┌─ EXERCISE INPUT

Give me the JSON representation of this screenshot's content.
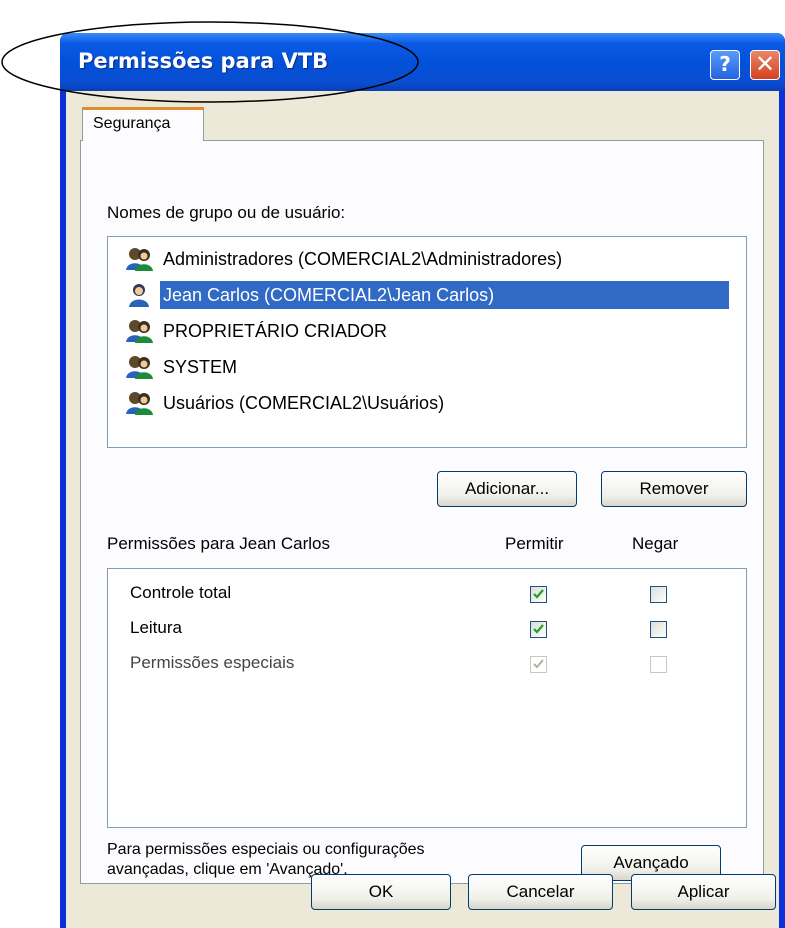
{
  "window": {
    "title": "Permissões para VTB",
    "help_glyph": "?",
    "close_glyph": "✕"
  },
  "tabs": [
    {
      "label": "Segurança",
      "active": true
    }
  ],
  "groups": {
    "label": "Nomes de grupo ou de usuário:",
    "items": [
      {
        "name": "Administradores (COMERCIAL2\\Administradores)",
        "icon": "group-users-icon",
        "selected": false
      },
      {
        "name": "Jean Carlos (COMERCIAL2\\Jean Carlos)",
        "icon": "user-icon",
        "selected": true
      },
      {
        "name": "PROPRIETÁRIO CRIADOR",
        "icon": "group-users-icon",
        "selected": false
      },
      {
        "name": "SYSTEM",
        "icon": "group-users-icon",
        "selected": false
      },
      {
        "name": "Usuários (COMERCIAL2\\Usuários)",
        "icon": "group-users-icon",
        "selected": false
      }
    ]
  },
  "buttons": {
    "add": "Adicionar...",
    "remove": "Remover",
    "advanced": "Avançado",
    "ok": "OK",
    "cancel": "Cancelar",
    "apply": "Aplicar"
  },
  "permissions": {
    "label": "Permissões para Jean Carlos",
    "allow_header": "Permitir",
    "deny_header": "Negar",
    "rows": [
      {
        "name": "Controle total",
        "allow": true,
        "deny": false,
        "enabled": true
      },
      {
        "name": "Leitura",
        "allow": true,
        "deny": false,
        "enabled": true
      },
      {
        "name": "Permissões especiais",
        "allow": true,
        "deny": false,
        "enabled": false
      }
    ]
  },
  "advanced_note": {
    "line1": "Para permissões especiais ou configurações",
    "line2": "avançadas, clique em 'Avançado'."
  },
  "colors": {
    "selection": "#316ac5",
    "titlebar": "#0a5ae6",
    "dialog_bg": "#ece9d8",
    "tab_accent": "#e68b2c",
    "check": "#21a121"
  }
}
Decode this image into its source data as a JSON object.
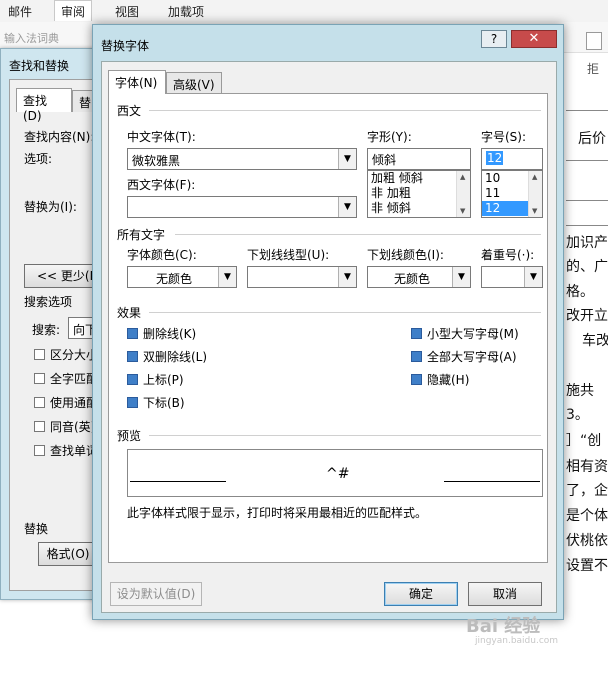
{
  "ribbon": {
    "tabs": [
      "邮件",
      "审阅",
      "视图",
      "加载项"
    ],
    "active_tab": "审阅",
    "ime_dict": "输入法词典",
    "side_label": "拒"
  },
  "doc_text": [
    "后价",
    "加识产",
    "的、广",
    "格。",
    "改开立",
    "车改",
    "施共",
    "3。",
    "］“创",
    "相有资",
    "了，企",
    "是个体",
    "伏桃依",
    "设置不"
  ],
  "find_replace": {
    "title": "查找和替换",
    "tab_find": "查找(D)",
    "tab_replace_fragment": "替",
    "find_label": "查找内容(N):",
    "options_label": "选项:",
    "replace_label": "替换为(I):",
    "less_button": "<< 更少(L)",
    "search_options": "搜索选项",
    "search_label": "搜索:",
    "search_value": "向下",
    "checkboxes": [
      "区分大小",
      "全字匹配",
      "使用通配",
      "同音(英)",
      "查找单词"
    ],
    "replace_section": "替换",
    "format_button": "格式(O) ▾"
  },
  "font_dialog": {
    "title": "替换字体",
    "help": "?",
    "close": "✕",
    "tabs": [
      "字体(N)",
      "高级(V)"
    ],
    "section_western": "西文",
    "chinese_font_label": "中文字体(T):",
    "chinese_font_value": "微软雅黑",
    "western_font_label": "西文字体(F):",
    "western_font_value": "",
    "style_label": "字形(Y):",
    "style_value": "倾斜",
    "style_list": [
      "加粗 倾斜",
      "非 加粗",
      "非 倾斜"
    ],
    "size_label": "字号(S):",
    "size_value": "12",
    "size_list": [
      "10",
      "11",
      "12"
    ],
    "size_selected_index": 2,
    "section_all_text": "所有文字",
    "font_color_label": "字体颜色(C):",
    "font_color_value": "无颜色",
    "underline_label": "下划线线型(U):",
    "underline_value": "",
    "underline_color_label": "下划线颜色(I):",
    "underline_color_value": "无颜色",
    "emphasis_label": "着重号(·):",
    "emphasis_value": "",
    "section_effects": "效果",
    "effects_left": [
      "删除线(K)",
      "双删除线(L)",
      "上标(P)",
      "下标(B)"
    ],
    "effects_right": [
      "小型大写字母(M)",
      "全部大写字母(A)",
      "隐藏(H)"
    ],
    "section_preview": "预览",
    "preview_text": "^#",
    "preview_note": "此字体样式限于显示，打印时将采用最相近的匹配样式。",
    "btn_default": "设为默认值(D)",
    "btn_ok": "确定",
    "btn_cancel": "取消"
  },
  "watermark": {
    "text": "Bai 经验",
    "sub": "jingyan.baidu.com"
  }
}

└─

### DIRECTIONS FOR THIS TASK
Copy the listing exactly. Any image in it stays out of the copy.

### EXPECTED ANSWER
Give me the JSON representation of this screenshot's content.
{
  "window": {
    "title": "Permissões para VTB",
    "help_glyph": "?",
    "close_glyph": "✕"
  },
  "tabs": [
    {
      "label": "Segurança",
      "active": true
    }
  ],
  "groups": {
    "label": "Nomes de grupo ou de usuário:",
    "items": [
      {
        "name": "Administradores (COMERCIAL2\\Administradores)",
        "icon": "group-users-icon",
        "selected": false
      },
      {
        "name": "Jean Carlos (COMERCIAL2\\Jean Carlos)",
        "icon": "user-icon",
        "selected": true
      },
      {
        "name": "PROPRIETÁRIO CRIADOR",
        "icon": "group-users-icon",
        "selected": false
      },
      {
        "name": "SYSTEM",
        "icon": "group-users-icon",
        "selected": false
      },
      {
        "name": "Usuários (COMERCIAL2\\Usuários)",
        "icon": "group-users-icon",
        "selected": false
      }
    ]
  },
  "buttons": {
    "add": "Adicionar...",
    "remove": "Remover",
    "advanced": "Avançado",
    "ok": "OK",
    "cancel": "Cancelar",
    "apply": "Aplicar"
  },
  "permissions": {
    "label": "Permissões para Jean Carlos",
    "allow_header": "Permitir",
    "deny_header": "Negar",
    "rows": [
      {
        "name": "Controle total",
        "allow": true,
        "deny": false,
        "enabled": true
      },
      {
        "name": "Leitura",
        "allow": true,
        "deny": false,
        "enabled": true
      },
      {
        "name": "Permissões especiais",
        "allow": true,
        "deny": false,
        "enabled": false
      }
    ]
  },
  "advanced_note": {
    "line1": "Para permissões especiais ou configurações",
    "line2": "avançadas, clique em 'Avançado'."
  },
  "colors": {
    "selection": "#316ac5",
    "titlebar": "#0a5ae6",
    "dialog_bg": "#ece9d8",
    "tab_accent": "#e68b2c",
    "check": "#21a121"
  }
}
Decode this image into its source data as a JSON object.
{
  "ribbon": {
    "tabs": [
      "邮件",
      "审阅",
      "视图",
      "加载项"
    ],
    "active_tab": "审阅",
    "ime_dict": "输入法词典",
    "side_label": "拒"
  },
  "doc_text": [
    "后价",
    "加识产",
    "的、广",
    "格。",
    "改开立",
    "车改",
    "施共",
    "3。",
    "］“创",
    "相有资",
    "了，企",
    "是个体",
    "伏桃依",
    "设置不"
  ],
  "find_replace": {
    "title": "查找和替换",
    "tab_find": "查找(D)",
    "tab_replace_fragment": "替",
    "find_label": "查找内容(N):",
    "options_label": "选项:",
    "replace_label": "替换为(I):",
    "less_button": "<< 更少(L)",
    "search_options": "搜索选项",
    "search_label": "搜索:",
    "search_value": "向下",
    "checkboxes": [
      "区分大小",
      "全字匹配",
      "使用通配",
      "同音(英)",
      "查找单词"
    ],
    "replace_section": "替换",
    "format_button": "格式(O) ▾"
  },
  "font_dialog": {
    "title": "替换字体",
    "help": "?",
    "close": "✕",
    "tabs": [
      "字体(N)",
      "高级(V)"
    ],
    "section_western": "西文",
    "chinese_font_label": "中文字体(T):",
    "chinese_font_value": "微软雅黑",
    "western_font_label": "西文字体(F):",
    "western_font_value": "",
    "style_label": "字形(Y):",
    "style_value": "倾斜",
    "style_list": [
      "加粗 倾斜",
      "非 加粗",
      "非 倾斜"
    ],
    "size_label": "字号(S):",
    "size_value": "12",
    "size_list": [
      "10",
      "11",
      "12"
    ],
    "size_selected_index": 2,
    "section_all_text": "所有文字",
    "font_color_label": "字体颜色(C):",
    "font_color_value": "无颜色",
    "underline_label": "下划线线型(U):",
    "underline_value": "",
    "underline_color_label": "下划线颜色(I):",
    "underline_color_value": "无颜色",
    "emphasis_label": "着重号(·):",
    "emphasis_value": "",
    "section_effects": "效果",
    "effects_left": [
      "删除线(K)",
      "双删除线(L)",
      "上标(P)",
      "下标(B)"
    ],
    "effects_right": [
      "小型大写字母(M)",
      "全部大写字母(A)",
      "隐藏(H)"
    ],
    "section_preview": "预览",
    "preview_text": "^#",
    "preview_note": "此字体样式限于显示，打印时将采用最相近的匹配样式。",
    "btn_default": "设为默认值(D)",
    "btn_ok": "确定",
    "btn_cancel": "取消"
  },
  "watermark": {
    "text": "Bai 经验",
    "sub": "jingyan.baidu.com"
  }
}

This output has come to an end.